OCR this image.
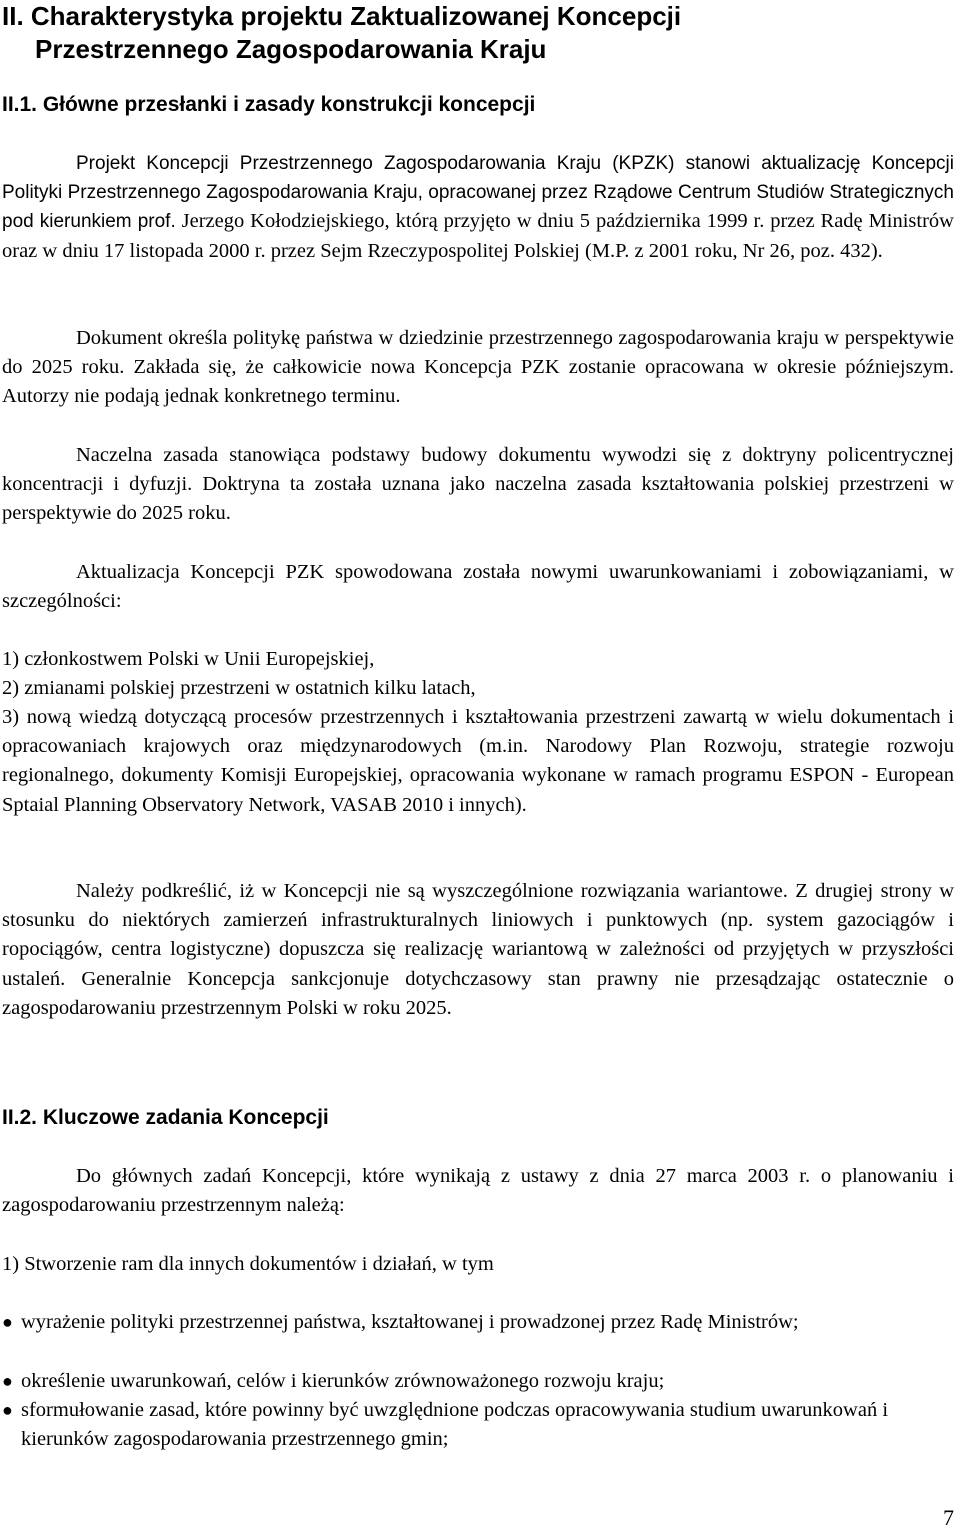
II. Charakterystyka projektu Zaktualizowanej Koncepcji
Przestrzennego Zagospodarowania Kraju
II.1. Główne przesłanki i zasady konstrukcji koncepcji

Projekt Koncepcji Przestrzennego Zagospodarowania Kraju (KPZK) stanowi aktualizację Koncepcji Polityki Przestrzennego Zagospodarowania Kraju, opracowanej przez Rządowe Centrum Studiów Strategicznych pod kierunkiem prof. Jerzego Kołodziejskiego, którą przyjęto w dniu 5 października 1999 r. przez Radę Ministrów oraz w dniu 17 listopada 2000 r. przez Sejm Rzeczypospolitej Polskiej (M.P. z 2001 roku, Nr 26, poz. 432).

Dokument określa politykę państwa w dziedzinie przestrzennego zagospodarowania kraju w perspektywie do 2025 roku. Zakłada się, że całkowicie nowa Koncepcja PZK zostanie opracowana w okresie późniejszym. Autorzy nie podają jednak konkretnego terminu.

Naczelna zasada stanowiąca podstawy budowy dokumentu wywodzi się z doktryny policentrycznej koncentracji i dyfuzji. Doktryna ta została uznana jako naczelna zasada kształtowania polskiej przestrzeni w perspektywie do 2025 roku.

Aktualizacja Koncepcji PZK spowodowana została nowymi uwarunkowaniami i zobowiązaniami, w szczególności:

1) członkostwem Polski w Unii Europejskiej,

2) zmianami polskiej przestrzeni w ostatnich kilku latach,

3) nową wiedzą dotyczącą procesów przestrzennych i kształtowania przestrzeni zawartą w wielu dokumentach i opracowaniach krajowych oraz międzynarodowych (m.in. Narodowy Plan Rozwoju, strategie rozwoju regionalnego, dokumenty Komisji Europejskiej, opracowania wykonane w ramach programu ESPON - European Sptaial Planning Observatory Network, VASAB 2010 i innych).

Należy podkreślić, iż w Koncepcji nie są wyszczególnione rozwiązania wariantowe. Z drugiej strony w stosunku do niektórych zamierzeń infrastrukturalnych liniowych i punktowych (np. system gazociągów i ropociągów, centra logistyczne) dopuszcza się realizację wariantową w zależności od przyjętych w przyszłości ustaleń. Generalnie Koncepcja sankcjonuje dotychczasowy stan prawny nie przesądzając ostatecznie o zagospodarowaniu przestrzennym Polski w roku 2025.

II.2. Kluczowe zadania Koncepcji

Do głównych zadań Koncepcji, które wynikają z ustawy z dnia 27 marca 2003 r. o planowaniu i zagospodarowaniu przestrzennym należą:

1) Stworzenie ram dla innych dokumentów i działań, w tym

● wyrażenie polityki przestrzennej państwa, kształtowanej i prowadzonej przez Radę Ministrów;

● określenie uwarunkowań, celów i kierunków zrównoważonego rozwoju kraju;

● sformułowanie zasad, które powinny być uwzględnione podczas opracowywania studium uwarunkowań i kierunków zagospodarowania przestrzennego gmin;

7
#####
Task directions:
Pull every line containing "uwarunkowań" from the data.

Result of this exercise:
● określenie uwarunkowań, celów i kierunków zrównoważonego rozwoju kraju;
● sformułowanie zasad, które powinny być uwzględnione podczas opracowywania studium uwarunkowań i kierunków zagospodarowania przestrzennego gmin;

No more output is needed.